▶ Requirement:
The records below should be written out again, exactly.

************

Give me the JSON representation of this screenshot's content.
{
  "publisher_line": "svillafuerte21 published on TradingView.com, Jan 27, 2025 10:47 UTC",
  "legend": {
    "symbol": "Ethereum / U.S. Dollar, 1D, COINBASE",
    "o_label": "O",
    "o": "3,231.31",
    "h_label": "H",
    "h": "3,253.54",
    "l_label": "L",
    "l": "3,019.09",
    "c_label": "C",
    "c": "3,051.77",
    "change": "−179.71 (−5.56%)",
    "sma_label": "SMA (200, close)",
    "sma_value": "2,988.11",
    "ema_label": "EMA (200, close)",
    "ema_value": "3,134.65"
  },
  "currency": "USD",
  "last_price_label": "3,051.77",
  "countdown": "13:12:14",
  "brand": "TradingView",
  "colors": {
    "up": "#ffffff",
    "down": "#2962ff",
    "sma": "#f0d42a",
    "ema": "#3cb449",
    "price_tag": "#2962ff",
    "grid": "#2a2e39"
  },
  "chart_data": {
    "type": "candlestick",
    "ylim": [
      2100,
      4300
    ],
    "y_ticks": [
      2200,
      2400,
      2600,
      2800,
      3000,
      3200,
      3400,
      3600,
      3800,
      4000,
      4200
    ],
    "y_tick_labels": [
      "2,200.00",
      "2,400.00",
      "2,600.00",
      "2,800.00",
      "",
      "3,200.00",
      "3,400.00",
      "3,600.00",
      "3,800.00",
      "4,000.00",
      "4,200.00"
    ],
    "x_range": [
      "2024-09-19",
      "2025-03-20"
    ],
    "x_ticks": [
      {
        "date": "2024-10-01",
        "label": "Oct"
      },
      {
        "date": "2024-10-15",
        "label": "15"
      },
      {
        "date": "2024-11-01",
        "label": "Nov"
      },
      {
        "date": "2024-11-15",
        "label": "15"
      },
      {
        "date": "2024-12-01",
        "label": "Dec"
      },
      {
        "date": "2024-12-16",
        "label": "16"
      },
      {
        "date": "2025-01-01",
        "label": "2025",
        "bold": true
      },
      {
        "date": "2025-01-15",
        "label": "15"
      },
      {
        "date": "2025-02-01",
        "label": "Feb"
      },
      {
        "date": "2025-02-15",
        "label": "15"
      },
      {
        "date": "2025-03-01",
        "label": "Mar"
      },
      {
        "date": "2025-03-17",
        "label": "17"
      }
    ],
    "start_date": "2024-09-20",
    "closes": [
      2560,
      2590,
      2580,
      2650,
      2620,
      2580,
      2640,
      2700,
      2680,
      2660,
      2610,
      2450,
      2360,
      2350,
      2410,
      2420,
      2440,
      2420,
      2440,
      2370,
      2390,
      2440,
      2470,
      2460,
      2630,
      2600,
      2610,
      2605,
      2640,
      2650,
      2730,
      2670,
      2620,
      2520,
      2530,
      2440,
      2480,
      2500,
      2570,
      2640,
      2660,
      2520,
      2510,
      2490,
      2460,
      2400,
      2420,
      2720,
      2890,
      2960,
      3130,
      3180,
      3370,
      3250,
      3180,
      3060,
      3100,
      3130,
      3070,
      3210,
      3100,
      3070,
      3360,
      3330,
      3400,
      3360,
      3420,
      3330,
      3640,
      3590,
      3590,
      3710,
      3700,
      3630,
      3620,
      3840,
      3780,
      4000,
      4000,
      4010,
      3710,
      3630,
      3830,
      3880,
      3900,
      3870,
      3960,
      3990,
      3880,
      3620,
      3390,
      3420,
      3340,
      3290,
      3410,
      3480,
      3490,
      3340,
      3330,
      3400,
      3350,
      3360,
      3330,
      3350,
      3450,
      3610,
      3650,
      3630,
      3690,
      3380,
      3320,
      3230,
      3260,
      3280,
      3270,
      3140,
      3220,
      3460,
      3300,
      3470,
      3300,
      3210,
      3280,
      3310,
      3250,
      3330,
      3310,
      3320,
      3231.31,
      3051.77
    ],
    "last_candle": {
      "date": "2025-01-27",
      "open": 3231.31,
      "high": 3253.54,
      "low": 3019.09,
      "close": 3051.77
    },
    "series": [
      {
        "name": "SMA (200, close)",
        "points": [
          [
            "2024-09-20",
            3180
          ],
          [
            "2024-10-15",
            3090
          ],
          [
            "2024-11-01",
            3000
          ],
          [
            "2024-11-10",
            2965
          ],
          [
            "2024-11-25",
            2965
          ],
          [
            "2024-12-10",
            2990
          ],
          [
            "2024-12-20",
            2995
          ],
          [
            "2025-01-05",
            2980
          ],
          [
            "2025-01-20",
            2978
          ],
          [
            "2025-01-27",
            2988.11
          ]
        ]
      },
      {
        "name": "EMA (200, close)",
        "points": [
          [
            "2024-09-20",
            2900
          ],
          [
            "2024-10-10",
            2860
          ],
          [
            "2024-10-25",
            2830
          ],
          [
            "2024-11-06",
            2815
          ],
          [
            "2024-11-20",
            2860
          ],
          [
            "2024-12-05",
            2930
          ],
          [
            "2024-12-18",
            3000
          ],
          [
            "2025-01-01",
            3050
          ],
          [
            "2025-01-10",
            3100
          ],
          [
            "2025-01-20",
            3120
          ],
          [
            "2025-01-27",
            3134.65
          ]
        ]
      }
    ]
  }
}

************

▶ Result of the task:
Give me the JSON representation of this screenshot's content.
{
  "publisher_line": "svillafuerte21 published on TradingView.com, Jan 27, 2025 10:47 UTC",
  "legend": {
    "symbol": "Ethereum / U.S. Dollar, 1D, COINBASE",
    "o_label": "O",
    "o": "3,231.31",
    "h_label": "H",
    "h": "3,253.54",
    "l_label": "L",
    "l": "3,019.09",
    "c_label": "C",
    "c": "3,051.77",
    "change": "−179.71 (−5.56%)",
    "sma_label": "SMA (200, close)",
    "sma_value": "2,988.11",
    "ema_label": "EMA (200, close)",
    "ema_value": "3,134.65"
  },
  "currency": "USD",
  "last_price_label": "3,051.77",
  "countdown": "13:12:14",
  "brand": "TradingView",
  "colors": {
    "up": "#ffffff",
    "down": "#2962ff",
    "sma": "#f0d42a",
    "ema": "#3cb449",
    "price_tag": "#2962ff",
    "grid": "#2a2e39"
  },
  "chart_data": {
    "type": "candlestick",
    "ylim": [
      2100,
      4300
    ],
    "y_ticks": [
      2200,
      2400,
      2600,
      2800,
      3000,
      3200,
      3400,
      3600,
      3800,
      4000,
      4200
    ],
    "y_tick_labels": [
      "2,200.00",
      "2,400.00",
      "2,600.00",
      "2,800.00",
      "",
      "3,200.00",
      "3,400.00",
      "3,600.00",
      "3,800.00",
      "4,000.00",
      "4,200.00"
    ],
    "x_range": [
      "2024-09-19",
      "2025-03-20"
    ],
    "x_ticks": [
      {
        "date": "2024-10-01",
        "label": "Oct"
      },
      {
        "date": "2024-10-15",
        "label": "15"
      },
      {
        "date": "2024-11-01",
        "label": "Nov"
      },
      {
        "date": "2024-11-15",
        "label": "15"
      },
      {
        "date": "2024-12-01",
        "label": "Dec"
      },
      {
        "date": "2024-12-16",
        "label": "16"
      },
      {
        "date": "2025-01-01",
        "label": "2025",
        "bold": true
      },
      {
        "date": "2025-01-15",
        "label": "15"
      },
      {
        "date": "2025-02-01",
        "label": "Feb"
      },
      {
        "date": "2025-02-15",
        "label": "15"
      },
      {
        "date": "2025-03-01",
        "label": "Mar"
      },
      {
        "date": "2025-03-17",
        "label": "17"
      }
    ],
    "start_date": "2024-09-20",
    "closes": [
      2560,
      2590,
      2580,
      2650,
      2620,
      2580,
      2640,
      2700,
      2680,
      2660,
      2610,
      2450,
      2360,
      2350,
      2410,
      2420,
      2440,
      2420,
      2440,
      2370,
      2390,
      2440,
      2470,
      2460,
      2630,
      2600,
      2610,
      2605,
      2640,
      2650,
      2730,
      2670,
      2620,
      2520,
      2530,
      2440,
      2480,
      2500,
      2570,
      2640,
      2660,
      2520,
      2510,
      2490,
      2460,
      2400,
      2420,
      2720,
      2890,
      2960,
      3130,
      3180,
      3370,
      3250,
      3180,
      3060,
      3100,
      3130,
      3070,
      3210,
      3100,
      3070,
      3360,
      3330,
      3400,
      3360,
      3420,
      3330,
      3640,
      3590,
      3590,
      3710,
      3700,
      3630,
      3620,
      3840,
      3780,
      4000,
      4000,
      4010,
      3710,
      3630,
      3830,
      3880,
      3900,
      3870,
      3960,
      3990,
      3880,
      3620,
      3390,
      3420,
      3340,
      3290,
      3410,
      3480,
      3490,
      3340,
      3330,
      3400,
      3350,
      3360,
      3330,
      3350,
      3450,
      3610,
      3650,
      3630,
      3690,
      3380,
      3320,
      3230,
      3260,
      3280,
      3270,
      3140,
      3220,
      3460,
      3300,
      3470,
      3300,
      3210,
      3280,
      3310,
      3250,
      3330,
      3310,
      3320,
      3231.31,
      3051.77
    ],
    "last_candle": {
      "date": "2025-01-27",
      "open": 3231.31,
      "high": 3253.54,
      "low": 3019.09,
      "close": 3051.77
    },
    "series": [
      {
        "name": "SMA (200, close)",
        "points": [
          [
            "2024-09-20",
            3180
          ],
          [
            "2024-10-15",
            3090
          ],
          [
            "2024-11-01",
            3000
          ],
          [
            "2024-11-10",
            2965
          ],
          [
            "2024-11-25",
            2965
          ],
          [
            "2024-12-10",
            2990
          ],
          [
            "2024-12-20",
            2995
          ],
          [
            "2025-01-05",
            2980
          ],
          [
            "2025-01-20",
            2978
          ],
          [
            "2025-01-27",
            2988.11
          ]
        ]
      },
      {
        "name": "EMA (200, close)",
        "points": [
          [
            "2024-09-20",
            2900
          ],
          [
            "2024-10-10",
            2860
          ],
          [
            "2024-10-25",
            2830
          ],
          [
            "2024-11-06",
            2815
          ],
          [
            "2024-11-20",
            2860
          ],
          [
            "2024-12-05",
            2930
          ],
          [
            "2024-12-18",
            3000
          ],
          [
            "2025-01-01",
            3050
          ],
          [
            "2025-01-10",
            3100
          ],
          [
            "2025-01-20",
            3120
          ],
          [
            "2025-01-27",
            3134.65
          ]
        ]
      }
    ]
  }
}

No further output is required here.